Data listing:

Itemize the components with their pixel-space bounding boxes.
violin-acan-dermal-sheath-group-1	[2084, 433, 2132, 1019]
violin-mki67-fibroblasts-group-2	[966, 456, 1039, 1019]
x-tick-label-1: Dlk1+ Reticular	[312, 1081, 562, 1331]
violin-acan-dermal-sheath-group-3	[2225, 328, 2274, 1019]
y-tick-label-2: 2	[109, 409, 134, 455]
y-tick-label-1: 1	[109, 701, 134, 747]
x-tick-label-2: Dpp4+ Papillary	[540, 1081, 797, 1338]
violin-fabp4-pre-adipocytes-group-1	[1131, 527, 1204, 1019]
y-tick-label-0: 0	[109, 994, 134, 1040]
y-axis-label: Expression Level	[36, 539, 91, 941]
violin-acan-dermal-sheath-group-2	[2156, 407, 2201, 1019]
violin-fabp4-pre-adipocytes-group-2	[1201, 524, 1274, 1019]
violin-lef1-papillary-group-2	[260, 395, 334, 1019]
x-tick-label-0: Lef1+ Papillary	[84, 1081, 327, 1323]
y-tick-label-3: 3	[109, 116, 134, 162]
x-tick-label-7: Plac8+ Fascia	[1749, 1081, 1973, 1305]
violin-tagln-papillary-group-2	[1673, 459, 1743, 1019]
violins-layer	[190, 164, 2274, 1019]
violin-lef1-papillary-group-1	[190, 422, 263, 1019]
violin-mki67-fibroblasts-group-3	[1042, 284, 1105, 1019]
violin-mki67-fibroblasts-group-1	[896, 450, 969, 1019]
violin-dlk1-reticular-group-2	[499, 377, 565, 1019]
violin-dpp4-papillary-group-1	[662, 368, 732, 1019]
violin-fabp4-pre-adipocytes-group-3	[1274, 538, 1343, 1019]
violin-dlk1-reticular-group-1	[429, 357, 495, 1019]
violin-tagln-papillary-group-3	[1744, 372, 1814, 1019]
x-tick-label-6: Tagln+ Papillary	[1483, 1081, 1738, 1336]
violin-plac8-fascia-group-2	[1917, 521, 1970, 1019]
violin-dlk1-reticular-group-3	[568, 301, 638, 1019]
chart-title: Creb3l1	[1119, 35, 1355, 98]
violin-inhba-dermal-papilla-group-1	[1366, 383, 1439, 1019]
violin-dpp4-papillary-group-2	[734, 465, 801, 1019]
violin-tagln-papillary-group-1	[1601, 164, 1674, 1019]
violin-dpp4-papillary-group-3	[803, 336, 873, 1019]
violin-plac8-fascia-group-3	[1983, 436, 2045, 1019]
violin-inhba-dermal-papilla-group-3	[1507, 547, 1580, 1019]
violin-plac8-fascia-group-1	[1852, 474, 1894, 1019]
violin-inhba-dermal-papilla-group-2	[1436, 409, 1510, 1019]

Job: Reproduce the lines above in full, renaming "Expression Level" to "Normalized Expression" and leaving everything else unchanged.

Exercise answer:
Itemize the components with their pixel-space bounding boxes.
violin-acan-dermal-sheath-group-1	[2084, 433, 2132, 1019]
violin-mki67-fibroblasts-group-2	[966, 456, 1039, 1019]
x-tick-label-1: Dlk1+ Reticular	[312, 1081, 562, 1331]
violin-acan-dermal-sheath-group-3	[2225, 328, 2274, 1019]
y-tick-label-2: 2	[109, 409, 134, 455]
y-tick-label-1: 1	[109, 701, 134, 747]
x-tick-label-2: Dpp4+ Papillary	[540, 1081, 797, 1338]
violin-fabp4-pre-adipocytes-group-1	[1131, 527, 1204, 1019]
y-tick-label-0: 0	[109, 994, 134, 1040]
y-axis-label: Normalized Expression	[36, 539, 91, 941]
violin-acan-dermal-sheath-group-2	[2156, 407, 2201, 1019]
violin-fabp4-pre-adipocytes-group-2	[1201, 524, 1274, 1019]
violin-lef1-papillary-group-2	[260, 395, 334, 1019]
x-tick-label-0: Lef1+ Papillary	[84, 1081, 327, 1323]
y-tick-label-3: 3	[109, 116, 134, 162]
x-tick-label-7: Plac8+ Fascia	[1749, 1081, 1973, 1305]
violin-tagln-papillary-group-2	[1673, 459, 1743, 1019]
violins-layer	[190, 164, 2274, 1019]
violin-lef1-papillary-group-1	[190, 422, 263, 1019]
violin-mki67-fibroblasts-group-3	[1042, 284, 1105, 1019]
violin-mki67-fibroblasts-group-1	[896, 450, 969, 1019]
violin-dlk1-reticular-group-2	[499, 377, 565, 1019]
violin-dpp4-papillary-group-1	[662, 368, 732, 1019]
violin-fabp4-pre-adipocytes-group-3	[1274, 538, 1343, 1019]
violin-dlk1-reticular-group-1	[429, 357, 495, 1019]
violin-tagln-papillary-group-3	[1744, 372, 1814, 1019]
x-tick-label-6: Tagln+ Papillary	[1483, 1081, 1738, 1336]
violin-plac8-fascia-group-2	[1917, 521, 1970, 1019]
violin-dlk1-reticular-group-3	[568, 301, 638, 1019]
chart-title: Creb3l1	[1119, 35, 1355, 98]
violin-inhba-dermal-papilla-group-1	[1366, 383, 1439, 1019]
violin-dpp4-papillary-group-2	[734, 465, 801, 1019]
violin-tagln-papillary-group-1	[1601, 164, 1674, 1019]
violin-dpp4-papillary-group-3	[803, 336, 873, 1019]
violin-plac8-fascia-group-3	[1983, 436, 2045, 1019]
violin-inhba-dermal-papilla-group-3	[1507, 547, 1580, 1019]
violin-plac8-fascia-group-1	[1852, 474, 1894, 1019]
violin-inhba-dermal-papilla-group-2	[1436, 409, 1510, 1019]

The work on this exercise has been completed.